Collected data =
+===+
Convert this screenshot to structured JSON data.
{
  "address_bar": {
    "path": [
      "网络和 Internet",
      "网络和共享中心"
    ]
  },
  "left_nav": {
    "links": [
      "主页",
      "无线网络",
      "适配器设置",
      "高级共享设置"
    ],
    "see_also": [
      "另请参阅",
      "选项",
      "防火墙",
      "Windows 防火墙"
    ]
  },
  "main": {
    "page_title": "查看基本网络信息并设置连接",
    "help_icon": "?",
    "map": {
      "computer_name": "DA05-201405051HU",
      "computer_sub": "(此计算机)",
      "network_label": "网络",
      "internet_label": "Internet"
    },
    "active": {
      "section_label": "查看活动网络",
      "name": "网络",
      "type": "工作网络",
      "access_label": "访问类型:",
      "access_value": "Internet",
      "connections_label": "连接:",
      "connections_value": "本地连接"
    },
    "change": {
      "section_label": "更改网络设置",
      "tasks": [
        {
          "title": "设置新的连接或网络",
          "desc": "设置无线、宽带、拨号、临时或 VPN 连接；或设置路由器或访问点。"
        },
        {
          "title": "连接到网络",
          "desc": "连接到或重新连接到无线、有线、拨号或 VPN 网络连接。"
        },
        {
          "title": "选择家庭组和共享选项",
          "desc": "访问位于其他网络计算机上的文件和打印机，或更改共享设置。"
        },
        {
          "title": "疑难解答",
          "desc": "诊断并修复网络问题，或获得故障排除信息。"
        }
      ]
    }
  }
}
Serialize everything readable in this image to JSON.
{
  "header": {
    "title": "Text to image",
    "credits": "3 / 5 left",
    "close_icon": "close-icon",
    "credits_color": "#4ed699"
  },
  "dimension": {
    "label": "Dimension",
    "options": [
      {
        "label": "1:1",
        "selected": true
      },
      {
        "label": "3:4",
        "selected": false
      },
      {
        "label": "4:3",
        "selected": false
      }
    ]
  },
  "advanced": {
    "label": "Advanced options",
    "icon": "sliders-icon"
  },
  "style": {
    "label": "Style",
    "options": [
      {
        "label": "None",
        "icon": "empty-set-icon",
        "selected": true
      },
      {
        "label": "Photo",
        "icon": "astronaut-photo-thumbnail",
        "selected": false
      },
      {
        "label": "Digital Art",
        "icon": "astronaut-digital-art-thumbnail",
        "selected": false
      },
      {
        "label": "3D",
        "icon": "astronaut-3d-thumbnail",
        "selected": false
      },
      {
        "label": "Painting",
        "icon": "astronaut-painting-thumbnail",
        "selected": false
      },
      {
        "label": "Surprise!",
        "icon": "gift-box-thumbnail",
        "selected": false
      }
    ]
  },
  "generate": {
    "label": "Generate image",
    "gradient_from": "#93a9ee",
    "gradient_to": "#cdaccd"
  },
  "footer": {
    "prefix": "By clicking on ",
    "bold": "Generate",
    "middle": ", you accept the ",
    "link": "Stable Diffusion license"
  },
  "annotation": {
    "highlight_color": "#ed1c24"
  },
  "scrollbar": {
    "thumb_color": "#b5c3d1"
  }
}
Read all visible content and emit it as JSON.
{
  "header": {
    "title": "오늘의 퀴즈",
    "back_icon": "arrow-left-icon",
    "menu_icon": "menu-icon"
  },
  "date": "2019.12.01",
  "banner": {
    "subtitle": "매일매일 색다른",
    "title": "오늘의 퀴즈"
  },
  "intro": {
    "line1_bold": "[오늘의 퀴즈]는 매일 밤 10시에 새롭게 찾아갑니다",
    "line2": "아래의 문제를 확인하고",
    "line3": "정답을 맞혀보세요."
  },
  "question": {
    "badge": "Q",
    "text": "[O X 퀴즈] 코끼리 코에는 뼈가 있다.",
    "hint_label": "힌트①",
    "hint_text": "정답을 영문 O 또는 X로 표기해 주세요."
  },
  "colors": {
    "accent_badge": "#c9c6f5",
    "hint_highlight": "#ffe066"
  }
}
+===+
TASK OBJECTIVE =
Every record should be given again exactly.

SOLUTION TO THE PROBLEM =
Convert this screenshot to structured JSON data.
{
  "address_bar": {
    "path": [
      "网络和 Internet",
      "网络和共享中心"
    ]
  },
  "left_nav": {
    "links": [
      "主页",
      "无线网络",
      "适配器设置",
      "高级共享设置"
    ],
    "see_also": [
      "另请参阅",
      "选项",
      "防火墙",
      "Windows 防火墙"
    ]
  },
  "main": {
    "page_title": "查看基本网络信息并设置连接",
    "help_icon": "?",
    "map": {
      "computer_name": "DA05-201405051HU",
      "computer_sub": "(此计算机)",
      "network_label": "网络",
      "internet_label": "Internet"
    },
    "active": {
      "section_label": "查看活动网络",
      "name": "网络",
      "type": "工作网络",
      "access_label": "访问类型:",
      "access_value": "Internet",
      "connections_label": "连接:",
      "connections_value": "本地连接"
    },
    "change": {
      "section_label": "更改网络设置",
      "tasks": [
        {
          "title": "设置新的连接或网络",
          "desc": "设置无线、宽带、拨号、临时或 VPN 连接；或设置路由器或访问点。"
        },
        {
          "title": "连接到网络",
          "desc": "连接到或重新连接到无线、有线、拨号或 VPN 网络连接。"
        },
        {
          "title": "选择家庭组和共享选项",
          "desc": "访问位于其他网络计算机上的文件和打印机，或更改共享设置。"
        },
        {
          "title": "疑难解答",
          "desc": "诊断并修复网络问题，或获得故障排除信息。"
        }
      ]
    }
  }
}
Serialize everything readable in this image to JSON.
{
  "header": {
    "title": "Text to image",
    "credits": "3 / 5 left",
    "close_icon": "close-icon",
    "credits_color": "#4ed699"
  },
  "dimension": {
    "label": "Dimension",
    "options": [
      {
        "label": "1:1",
        "selected": true
      },
      {
        "label": "3:4",
        "selected": false
      },
      {
        "label": "4:3",
        "selected": false
      }
    ]
  },
  "advanced": {
    "label": "Advanced options",
    "icon": "sliders-icon"
  },
  "style": {
    "label": "Style",
    "options": [
      {
        "label": "None",
        "icon": "empty-set-icon",
        "selected": true
      },
      {
        "label": "Photo",
        "icon": "astronaut-photo-thumbnail",
        "selected": false
      },
      {
        "label": "Digital Art",
        "icon": "astronaut-digital-art-thumbnail",
        "selected": false
      },
      {
        "label": "3D",
        "icon": "astronaut-3d-thumbnail",
        "selected": false
      },
      {
        "label": "Painting",
        "icon": "astronaut-painting-thumbnail",
        "selected": false
      },
      {
        "label": "Surprise!",
        "icon": "gift-box-thumbnail",
        "selected": false
      }
    ]
  },
  "generate": {
    "label": "Generate image",
    "gradient_from": "#93a9ee",
    "gradient_to": "#cdaccd"
  },
  "footer": {
    "prefix": "By clicking on ",
    "bold": "Generate",
    "middle": ", you accept the ",
    "link": "Stable Diffusion license"
  },
  "annotation": {
    "highlight_color": "#ed1c24"
  },
  "scrollbar": {
    "thumb_color": "#b5c3d1"
  }
}
Read all visible content and emit it as JSON.
{
  "header": {
    "title": "오늘의 퀴즈",
    "back_icon": "arrow-left-icon",
    "menu_icon": "menu-icon"
  },
  "date": "2019.12.01",
  "banner": {
    "subtitle": "매일매일 색다른",
    "title": "오늘의 퀴즈"
  },
  "intro": {
    "line1_bold": "[오늘의 퀴즈]는 매일 밤 10시에 새롭게 찾아갑니다",
    "line2": "아래의 문제를 확인하고",
    "line3": "정답을 맞혀보세요."
  },
  "question": {
    "badge": "Q",
    "text": "[O X 퀴즈] 코끼리 코에는 뼈가 있다.",
    "hint_label": "힌트①",
    "hint_text": "정답을 영문 O 또는 X로 표기해 주세요."
  },
  "colors": {
    "accent_badge": "#c9c6f5",
    "hint_highlight": "#ffe066"
  }
}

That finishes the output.